* start *

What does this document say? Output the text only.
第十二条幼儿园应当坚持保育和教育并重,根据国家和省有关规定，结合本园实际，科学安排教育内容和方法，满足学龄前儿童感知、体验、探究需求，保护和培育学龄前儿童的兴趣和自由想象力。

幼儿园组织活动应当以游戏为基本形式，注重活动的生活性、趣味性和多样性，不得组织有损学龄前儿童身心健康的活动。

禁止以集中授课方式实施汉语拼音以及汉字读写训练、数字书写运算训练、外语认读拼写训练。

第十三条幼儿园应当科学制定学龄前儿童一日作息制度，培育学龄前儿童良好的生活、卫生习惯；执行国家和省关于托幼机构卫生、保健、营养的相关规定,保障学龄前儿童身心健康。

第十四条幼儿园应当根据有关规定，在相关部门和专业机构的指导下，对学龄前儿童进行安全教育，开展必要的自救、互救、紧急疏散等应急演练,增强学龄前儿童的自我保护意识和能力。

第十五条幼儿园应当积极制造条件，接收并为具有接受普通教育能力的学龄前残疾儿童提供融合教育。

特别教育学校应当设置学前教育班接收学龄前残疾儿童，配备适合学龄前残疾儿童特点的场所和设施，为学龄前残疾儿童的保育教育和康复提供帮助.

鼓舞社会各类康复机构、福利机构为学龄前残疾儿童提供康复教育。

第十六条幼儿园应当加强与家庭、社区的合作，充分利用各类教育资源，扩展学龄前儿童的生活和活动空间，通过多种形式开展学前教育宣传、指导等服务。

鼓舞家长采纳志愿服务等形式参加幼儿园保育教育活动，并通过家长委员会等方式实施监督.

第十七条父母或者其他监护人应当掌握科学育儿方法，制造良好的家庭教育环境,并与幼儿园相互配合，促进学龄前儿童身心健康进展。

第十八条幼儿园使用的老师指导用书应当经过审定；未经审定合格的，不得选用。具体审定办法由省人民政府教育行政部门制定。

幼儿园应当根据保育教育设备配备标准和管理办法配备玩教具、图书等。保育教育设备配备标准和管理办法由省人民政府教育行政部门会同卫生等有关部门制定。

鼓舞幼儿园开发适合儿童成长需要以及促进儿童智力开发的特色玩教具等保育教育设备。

* end *

Output all of the data above without any alteration.

### Solution to the exercise:
What does this document say? Output the text only.
第十二条幼儿园应当坚持保育和教育并重,根据国家和省有关规定，结合本园实际，科学安排教育内容和方法，满足学龄前儿童感知、体验、探究需求，保护和培育学龄前儿童的兴趣和自由想象力。

幼儿园组织活动应当以游戏为基本形式，注重活动的生活性、趣味性和多样性，不得组织有损学龄前儿童身心健康的活动。

禁止以集中授课方式实施汉语拼音以及汉字读写训练、数字书写运算训练、外语认读拼写训练。

第十三条幼儿园应当科学制定学龄前儿童一日作息制度，培育学龄前儿童良好的生活、卫生习惯；执行国家和省关于托幼机构卫生、保健、营养的相关规定,保障学龄前儿童身心健康。

第十四条幼儿园应当根据有关规定，在相关部门和专业机构的指导下，对学龄前儿童进行安全教育，开展必要的自救、互救、紧急疏散等应急演练,增强学龄前儿童的自我保护意识和能力。

第十五条幼儿园应当积极制造条件，接收并为具有接受普通教育能力的学龄前残疾儿童提供融合教育。

特别教育学校应当设置学前教育班接收学龄前残疾儿童，配备适合学龄前残疾儿童特点的场所和设施，为学龄前残疾儿童的保育教育和康复提供帮助.

鼓舞社会各类康复机构、福利机构为学龄前残疾儿童提供康复教育。

第十六条幼儿园应当加强与家庭、社区的合作，充分利用各类教育资源，扩展学龄前儿童的生活和活动空间，通过多种形式开展学前教育宣传、指导等服务。

鼓舞家长采纳志愿服务等形式参加幼儿园保育教育活动，并通过家长委员会等方式实施监督.

第十七条父母或者其他监护人应当掌握科学育儿方法，制造良好的家庭教育环境,并与幼儿园相互配合，促进学龄前儿童身心健康进展。

第十八条幼儿园使用的老师指导用书应当经过审定；未经审定合格的，不得选用。具体审定办法由省人民政府教育行政部门制定。

幼儿园应当根据保育教育设备配备标准和管理办法配备玩教具、图书等。保育教育设备配备标准和管理办法由省人民政府教育行政部门会同卫生等有关部门制定。

鼓舞幼儿园开发适合儿童成长需要以及促进儿童智力开发的特色玩教具等保育教育设备。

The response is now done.